*Written exercise:* Reproduce all of the records exactly.

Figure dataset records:
^^^^^^^^

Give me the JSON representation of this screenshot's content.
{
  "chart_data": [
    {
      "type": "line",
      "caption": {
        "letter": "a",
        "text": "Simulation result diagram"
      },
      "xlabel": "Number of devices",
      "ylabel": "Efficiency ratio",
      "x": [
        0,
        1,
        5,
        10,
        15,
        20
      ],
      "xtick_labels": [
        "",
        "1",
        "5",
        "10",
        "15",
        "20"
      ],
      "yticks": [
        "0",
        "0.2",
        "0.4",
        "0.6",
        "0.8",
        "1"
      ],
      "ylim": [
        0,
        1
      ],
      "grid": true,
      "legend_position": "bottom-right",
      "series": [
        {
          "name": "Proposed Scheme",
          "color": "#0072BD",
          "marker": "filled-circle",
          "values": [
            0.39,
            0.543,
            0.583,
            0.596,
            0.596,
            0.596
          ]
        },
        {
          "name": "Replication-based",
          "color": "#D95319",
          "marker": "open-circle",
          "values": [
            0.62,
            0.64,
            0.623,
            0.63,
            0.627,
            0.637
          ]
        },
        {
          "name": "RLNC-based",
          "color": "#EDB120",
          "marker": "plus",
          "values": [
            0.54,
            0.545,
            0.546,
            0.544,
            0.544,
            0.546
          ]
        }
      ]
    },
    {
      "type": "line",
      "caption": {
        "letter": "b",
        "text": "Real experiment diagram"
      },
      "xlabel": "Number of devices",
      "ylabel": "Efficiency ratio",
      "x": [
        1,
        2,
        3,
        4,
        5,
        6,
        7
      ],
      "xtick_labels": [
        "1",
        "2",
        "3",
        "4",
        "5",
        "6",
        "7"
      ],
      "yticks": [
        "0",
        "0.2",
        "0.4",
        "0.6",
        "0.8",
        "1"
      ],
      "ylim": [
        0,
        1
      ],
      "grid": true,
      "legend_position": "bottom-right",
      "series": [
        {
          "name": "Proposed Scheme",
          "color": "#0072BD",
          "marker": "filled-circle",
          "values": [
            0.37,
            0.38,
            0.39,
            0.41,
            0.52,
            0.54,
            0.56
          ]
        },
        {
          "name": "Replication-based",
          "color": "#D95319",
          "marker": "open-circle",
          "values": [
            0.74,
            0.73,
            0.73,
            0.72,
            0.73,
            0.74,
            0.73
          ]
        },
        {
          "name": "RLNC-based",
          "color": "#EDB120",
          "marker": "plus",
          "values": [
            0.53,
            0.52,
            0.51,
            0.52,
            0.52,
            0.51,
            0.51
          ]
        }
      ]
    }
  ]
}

^^^^^^^^

*Result for this exercise:*
Give me the JSON representation of this screenshot's content.
{
  "chart_data": [
    {
      "type": "line",
      "caption": {
        "letter": "a",
        "text": "Simulation result diagram"
      },
      "xlabel": "Number of devices",
      "ylabel": "Efficiency ratio",
      "x": [
        0,
        1,
        5,
        10,
        15,
        20
      ],
      "xtick_labels": [
        "",
        "1",
        "5",
        "10",
        "15",
        "20"
      ],
      "yticks": [
        "0",
        "0.2",
        "0.4",
        "0.6",
        "0.8",
        "1"
      ],
      "ylim": [
        0,
        1
      ],
      "grid": true,
      "legend_position": "bottom-right",
      "series": [
        {
          "name": "Proposed Scheme",
          "color": "#0072BD",
          "marker": "filled-circle",
          "values": [
            0.39,
            0.543,
            0.583,
            0.596,
            0.596,
            0.596
          ]
        },
        {
          "name": "Replication-based",
          "color": "#D95319",
          "marker": "open-circle",
          "values": [
            0.62,
            0.64,
            0.623,
            0.63,
            0.627,
            0.637
          ]
        },
        {
          "name": "RLNC-based",
          "color": "#EDB120",
          "marker": "plus",
          "values": [
            0.54,
            0.545,
            0.546,
            0.544,
            0.544,
            0.546
          ]
        }
      ]
    },
    {
      "type": "line",
      "caption": {
        "letter": "b",
        "text": "Real experiment diagram"
      },
      "xlabel": "Number of devices",
      "ylabel": "Efficiency ratio",
      "x": [
        1,
        2,
        3,
        4,
        5,
        6,
        7
      ],
      "xtick_labels": [
        "1",
        "2",
        "3",
        "4",
        "5",
        "6",
        "7"
      ],
      "yticks": [
        "0",
        "0.2",
        "0.4",
        "0.6",
        "0.8",
        "1"
      ],
      "ylim": [
        0,
        1
      ],
      "grid": true,
      "legend_position": "bottom-right",
      "series": [
        {
          "name": "Proposed Scheme",
          "color": "#0072BD",
          "marker": "filled-circle",
          "values": [
            0.37,
            0.38,
            0.39,
            0.41,
            0.52,
            0.54,
            0.56
          ]
        },
        {
          "name": "Replication-based",
          "color": "#D95319",
          "marker": "open-circle",
          "values": [
            0.74,
            0.73,
            0.73,
            0.72,
            0.73,
            0.74,
            0.73
          ]
        },
        {
          "name": "RLNC-based",
          "color": "#EDB120",
          "marker": "plus",
          "values": [
            0.53,
            0.52,
            0.51,
            0.52,
            0.52,
            0.51,
            0.51
          ]
        }
      ]
    }
  ]
}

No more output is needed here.